═══ Exercise input
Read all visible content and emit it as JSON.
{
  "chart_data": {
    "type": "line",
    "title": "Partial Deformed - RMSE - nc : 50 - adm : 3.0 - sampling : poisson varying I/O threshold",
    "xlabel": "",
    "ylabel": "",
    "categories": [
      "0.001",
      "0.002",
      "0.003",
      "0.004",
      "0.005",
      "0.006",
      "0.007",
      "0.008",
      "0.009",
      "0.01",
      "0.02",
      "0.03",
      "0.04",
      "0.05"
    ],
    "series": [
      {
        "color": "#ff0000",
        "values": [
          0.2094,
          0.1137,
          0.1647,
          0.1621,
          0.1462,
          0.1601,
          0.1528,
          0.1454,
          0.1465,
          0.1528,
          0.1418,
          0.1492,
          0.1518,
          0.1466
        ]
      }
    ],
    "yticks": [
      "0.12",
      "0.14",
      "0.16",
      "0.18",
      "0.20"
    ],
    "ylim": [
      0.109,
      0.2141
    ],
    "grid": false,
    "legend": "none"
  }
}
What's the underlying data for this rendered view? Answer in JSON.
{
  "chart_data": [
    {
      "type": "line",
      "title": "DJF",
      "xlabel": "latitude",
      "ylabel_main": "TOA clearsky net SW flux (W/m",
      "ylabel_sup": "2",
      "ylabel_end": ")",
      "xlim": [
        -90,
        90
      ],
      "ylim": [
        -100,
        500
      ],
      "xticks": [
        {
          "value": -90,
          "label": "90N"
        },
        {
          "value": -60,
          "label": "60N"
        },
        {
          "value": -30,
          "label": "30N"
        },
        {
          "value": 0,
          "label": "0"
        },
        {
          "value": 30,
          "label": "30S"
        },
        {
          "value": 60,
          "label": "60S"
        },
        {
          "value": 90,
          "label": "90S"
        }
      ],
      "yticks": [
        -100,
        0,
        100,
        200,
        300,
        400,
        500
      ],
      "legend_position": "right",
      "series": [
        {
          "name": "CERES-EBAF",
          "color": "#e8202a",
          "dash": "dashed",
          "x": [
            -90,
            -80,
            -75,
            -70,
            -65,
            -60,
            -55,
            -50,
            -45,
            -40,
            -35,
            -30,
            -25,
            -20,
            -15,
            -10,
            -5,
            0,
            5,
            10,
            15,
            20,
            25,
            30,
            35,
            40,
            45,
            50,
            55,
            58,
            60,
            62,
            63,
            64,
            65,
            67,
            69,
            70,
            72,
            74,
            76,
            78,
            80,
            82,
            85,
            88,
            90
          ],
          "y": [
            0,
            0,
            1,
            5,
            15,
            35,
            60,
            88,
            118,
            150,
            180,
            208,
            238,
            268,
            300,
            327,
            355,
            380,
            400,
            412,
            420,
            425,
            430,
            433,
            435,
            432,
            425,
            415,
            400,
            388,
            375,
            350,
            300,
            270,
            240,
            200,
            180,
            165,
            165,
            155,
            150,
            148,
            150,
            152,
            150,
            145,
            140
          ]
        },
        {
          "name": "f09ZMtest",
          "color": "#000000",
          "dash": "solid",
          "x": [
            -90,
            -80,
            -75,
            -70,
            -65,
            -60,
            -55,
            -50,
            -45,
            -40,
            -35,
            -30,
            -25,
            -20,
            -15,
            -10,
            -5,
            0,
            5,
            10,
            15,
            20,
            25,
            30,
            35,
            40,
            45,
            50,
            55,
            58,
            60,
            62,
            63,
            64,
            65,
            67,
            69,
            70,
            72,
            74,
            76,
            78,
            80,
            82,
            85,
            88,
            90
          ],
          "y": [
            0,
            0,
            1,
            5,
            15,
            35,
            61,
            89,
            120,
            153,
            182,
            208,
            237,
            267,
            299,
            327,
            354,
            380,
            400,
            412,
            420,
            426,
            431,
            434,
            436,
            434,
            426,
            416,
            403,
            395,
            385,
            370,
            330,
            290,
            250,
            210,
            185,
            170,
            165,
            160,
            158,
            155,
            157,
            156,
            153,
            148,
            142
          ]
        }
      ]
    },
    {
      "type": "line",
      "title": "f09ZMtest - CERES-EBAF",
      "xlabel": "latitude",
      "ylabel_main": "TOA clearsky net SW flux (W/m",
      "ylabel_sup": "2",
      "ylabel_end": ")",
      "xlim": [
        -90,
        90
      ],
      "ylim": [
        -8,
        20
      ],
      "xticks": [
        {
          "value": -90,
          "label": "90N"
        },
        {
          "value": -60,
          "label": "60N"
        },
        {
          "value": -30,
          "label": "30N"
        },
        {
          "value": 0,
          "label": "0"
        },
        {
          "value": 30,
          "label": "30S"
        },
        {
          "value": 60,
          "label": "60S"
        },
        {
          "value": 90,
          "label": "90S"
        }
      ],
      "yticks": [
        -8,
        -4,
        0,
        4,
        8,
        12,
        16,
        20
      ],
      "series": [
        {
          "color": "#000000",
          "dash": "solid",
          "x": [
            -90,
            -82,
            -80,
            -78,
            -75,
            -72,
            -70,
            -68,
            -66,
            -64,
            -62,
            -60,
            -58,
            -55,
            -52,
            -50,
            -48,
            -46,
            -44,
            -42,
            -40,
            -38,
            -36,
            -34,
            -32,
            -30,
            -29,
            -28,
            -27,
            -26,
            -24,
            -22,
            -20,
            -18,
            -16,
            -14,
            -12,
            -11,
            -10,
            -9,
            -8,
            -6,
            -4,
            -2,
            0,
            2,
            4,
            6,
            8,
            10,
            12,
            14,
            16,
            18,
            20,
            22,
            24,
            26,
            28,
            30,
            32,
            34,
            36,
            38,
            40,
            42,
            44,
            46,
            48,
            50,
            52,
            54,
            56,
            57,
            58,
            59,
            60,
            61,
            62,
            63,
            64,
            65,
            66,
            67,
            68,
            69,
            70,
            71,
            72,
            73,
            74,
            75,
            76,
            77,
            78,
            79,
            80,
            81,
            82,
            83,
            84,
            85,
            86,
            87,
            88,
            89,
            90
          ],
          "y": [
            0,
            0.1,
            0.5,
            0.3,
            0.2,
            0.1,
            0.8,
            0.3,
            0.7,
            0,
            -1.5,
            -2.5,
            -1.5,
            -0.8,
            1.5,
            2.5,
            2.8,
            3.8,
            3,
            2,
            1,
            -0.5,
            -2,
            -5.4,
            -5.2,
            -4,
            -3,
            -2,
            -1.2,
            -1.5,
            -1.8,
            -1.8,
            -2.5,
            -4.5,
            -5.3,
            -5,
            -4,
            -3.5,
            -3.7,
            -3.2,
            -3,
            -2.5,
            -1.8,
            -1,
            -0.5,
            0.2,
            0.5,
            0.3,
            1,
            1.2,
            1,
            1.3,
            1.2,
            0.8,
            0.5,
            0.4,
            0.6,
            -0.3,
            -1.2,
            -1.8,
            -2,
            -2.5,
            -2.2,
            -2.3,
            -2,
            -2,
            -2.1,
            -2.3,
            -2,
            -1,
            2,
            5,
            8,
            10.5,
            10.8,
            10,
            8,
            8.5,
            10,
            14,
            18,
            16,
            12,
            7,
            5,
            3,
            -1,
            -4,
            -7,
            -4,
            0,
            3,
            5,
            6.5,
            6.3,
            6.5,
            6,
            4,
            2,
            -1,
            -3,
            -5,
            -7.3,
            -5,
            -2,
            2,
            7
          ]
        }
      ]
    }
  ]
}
══════
Output the data above exactly, please, line for line.

Read all visible content and emit it as JSON.
{
  "chart_data": {
    "type": "line",
    "title": "Partial Deformed - RMSE - nc : 50 - adm : 3.0 - sampling : poisson varying I/O threshold",
    "xlabel": "",
    "ylabel": "",
    "categories": [
      "0.001",
      "0.002",
      "0.003",
      "0.004",
      "0.005",
      "0.006",
      "0.007",
      "0.008",
      "0.009",
      "0.01",
      "0.02",
      "0.03",
      "0.04",
      "0.05"
    ],
    "series": [
      {
        "color": "#ff0000",
        "values": [
          0.2094,
          0.1137,
          0.1647,
          0.1621,
          0.1462,
          0.1601,
          0.1528,
          0.1454,
          0.1465,
          0.1528,
          0.1418,
          0.1492,
          0.1518,
          0.1466
        ]
      }
    ],
    "yticks": [
      "0.12",
      "0.14",
      "0.16",
      "0.18",
      "0.20"
    ],
    "ylim": [
      0.109,
      0.2141
    ],
    "grid": false,
    "legend": "none"
  }
}
What's the underlying data for this rendered view? Answer in JSON.
{
  "chart_data": [
    {
      "type": "line",
      "title": "DJF",
      "xlabel": "latitude",
      "ylabel_main": "TOA clearsky net SW flux (W/m",
      "ylabel_sup": "2",
      "ylabel_end": ")",
      "xlim": [
        -90,
        90
      ],
      "ylim": [
        -100,
        500
      ],
      "xticks": [
        {
          "value": -90,
          "label": "90N"
        },
        {
          "value": -60,
          "label": "60N"
        },
        {
          "value": -30,
          "label": "30N"
        },
        {
          "value": 0,
          "label": "0"
        },
        {
          "value": 30,
          "label": "30S"
        },
        {
          "value": 60,
          "label": "60S"
        },
        {
          "value": 90,
          "label": "90S"
        }
      ],
      "yticks": [
        -100,
        0,
        100,
        200,
        300,
        400,
        500
      ],
      "legend_position": "right",
      "series": [
        {
          "name": "CERES-EBAF",
          "color": "#e8202a",
          "dash": "dashed",
          "x": [
            -90,
            -80,
            -75,
            -70,
            -65,
            -60,
            -55,
            -50,
            -45,
            -40,
            -35,
            -30,
            -25,
            -20,
            -15,
            -10,
            -5,
            0,
            5,
            10,
            15,
            20,
            25,
            30,
            35,
            40,
            45,
            50,
            55,
            58,
            60,
            62,
            63,
            64,
            65,
            67,
            69,
            70,
            72,
            74,
            76,
            78,
            80,
            82,
            85,
            88,
            90
          ],
          "y": [
            0,
            0,
            1,
            5,
            15,
            35,
            60,
            88,
            118,
            150,
            180,
            208,
            238,
            268,
            300,
            327,
            355,
            380,
            400,
            412,
            420,
            425,
            430,
            433,
            435,
            432,
            425,
            415,
            400,
            388,
            375,
            350,
            300,
            270,
            240,
            200,
            180,
            165,
            165,
            155,
            150,
            148,
            150,
            152,
            150,
            145,
            140
          ]
        },
        {
          "name": "f09ZMtest",
          "color": "#000000",
          "dash": "solid",
          "x": [
            -90,
            -80,
            -75,
            -70,
            -65,
            -60,
            -55,
            -50,
            -45,
            -40,
            -35,
            -30,
            -25,
            -20,
            -15,
            -10,
            -5,
            0,
            5,
            10,
            15,
            20,
            25,
            30,
            35,
            40,
            45,
            50,
            55,
            58,
            60,
            62,
            63,
            64,
            65,
            67,
            69,
            70,
            72,
            74,
            76,
            78,
            80,
            82,
            85,
            88,
            90
          ],
          "y": [
            0,
            0,
            1,
            5,
            15,
            35,
            61,
            89,
            120,
            153,
            182,
            208,
            237,
            267,
            299,
            327,
            354,
            380,
            400,
            412,
            420,
            426,
            431,
            434,
            436,
            434,
            426,
            416,
            403,
            395,
            385,
            370,
            330,
            290,
            250,
            210,
            185,
            170,
            165,
            160,
            158,
            155,
            157,
            156,
            153,
            148,
            142
          ]
        }
      ]
    },
    {
      "type": "line",
      "title": "f09ZMtest - CERES-EBAF",
      "xlabel": "latitude",
      "ylabel_main": "TOA clearsky net SW flux (W/m",
      "ylabel_sup": "2",
      "ylabel_end": ")",
      "xlim": [
        -90,
        90
      ],
      "ylim": [
        -8,
        20
      ],
      "xticks": [
        {
          "value": -90,
          "label": "90N"
        },
        {
          "value": -60,
          "label": "60N"
        },
        {
          "value": -30,
          "label": "30N"
        },
        {
          "value": 0,
          "label": "0"
        },
        {
          "value": 30,
          "label": "30S"
        },
        {
          "value": 60,
          "label": "60S"
        },
        {
          "value": 90,
          "label": "90S"
        }
      ],
      "yticks": [
        -8,
        -4,
        0,
        4,
        8,
        12,
        16,
        20
      ],
      "series": [
        {
          "color": "#000000",
          "dash": "solid",
          "x": [
            -90,
            -82,
            -80,
            -78,
            -75,
            -72,
            -70,
            -68,
            -66,
            -64,
            -62,
            -60,
            -58,
            -55,
            -52,
            -50,
            -48,
            -46,
            -44,
            -42,
            -40,
            -38,
            -36,
            -34,
            -32,
            -30,
            -29,
            -28,
            -27,
            -26,
            -24,
            -22,
            -20,
            -18,
            -16,
            -14,
            -12,
            -11,
            -10,
            -9,
            -8,
            -6,
            -4,
            -2,
            0,
            2,
            4,
            6,
            8,
            10,
            12,
            14,
            16,
            18,
            20,
            22,
            24,
            26,
            28,
            30,
            32,
            34,
            36,
            38,
            40,
            42,
            44,
            46,
            48,
            50,
            52,
            54,
            56,
            57,
            58,
            59,
            60,
            61,
            62,
            63,
            64,
            65,
            66,
            67,
            68,
            69,
            70,
            71,
            72,
            73,
            74,
            75,
            76,
            77,
            78,
            79,
            80,
            81,
            82,
            83,
            84,
            85,
            86,
            87,
            88,
            89,
            90
          ],
          "y": [
            0,
            0.1,
            0.5,
            0.3,
            0.2,
            0.1,
            0.8,
            0.3,
            0.7,
            0,
            -1.5,
            -2.5,
            -1.5,
            -0.8,
            1.5,
            2.5,
            2.8,
            3.8,
            3,
            2,
            1,
            -0.5,
            -2,
            -5.4,
            -5.2,
            -4,
            -3,
            -2,
            -1.2,
            -1.5,
            -1.8,
            -1.8,
            -2.5,
            -4.5,
            -5.3,
            -5,
            -4,
            -3.5,
            -3.7,
            -3.2,
            -3,
            -2.5,
            -1.8,
            -1,
            -0.5,
            0.2,
            0.5,
            0.3,
            1,
            1.2,
            1,
            1.3,
            1.2,
            0.8,
            0.5,
            0.4,
            0.6,
            -0.3,
            -1.2,
            -1.8,
            -2,
            -2.5,
            -2.2,
            -2.3,
            -2,
            -2,
            -2.1,
            -2.3,
            -2,
            -1,
            2,
            5,
            8,
            10.5,
            10.8,
            10,
            8,
            8.5,
            10,
            14,
            18,
            16,
            12,
            7,
            5,
            3,
            -1,
            -4,
            -7,
            -4,
            0,
            3,
            5,
            6.5,
            6.3,
            6.5,
            6,
            4,
            2,
            -1,
            -3,
            -5,
            -7.3,
            -5,
            -2,
            2,
            7
          ]
        }
      ]
    }
  ]
}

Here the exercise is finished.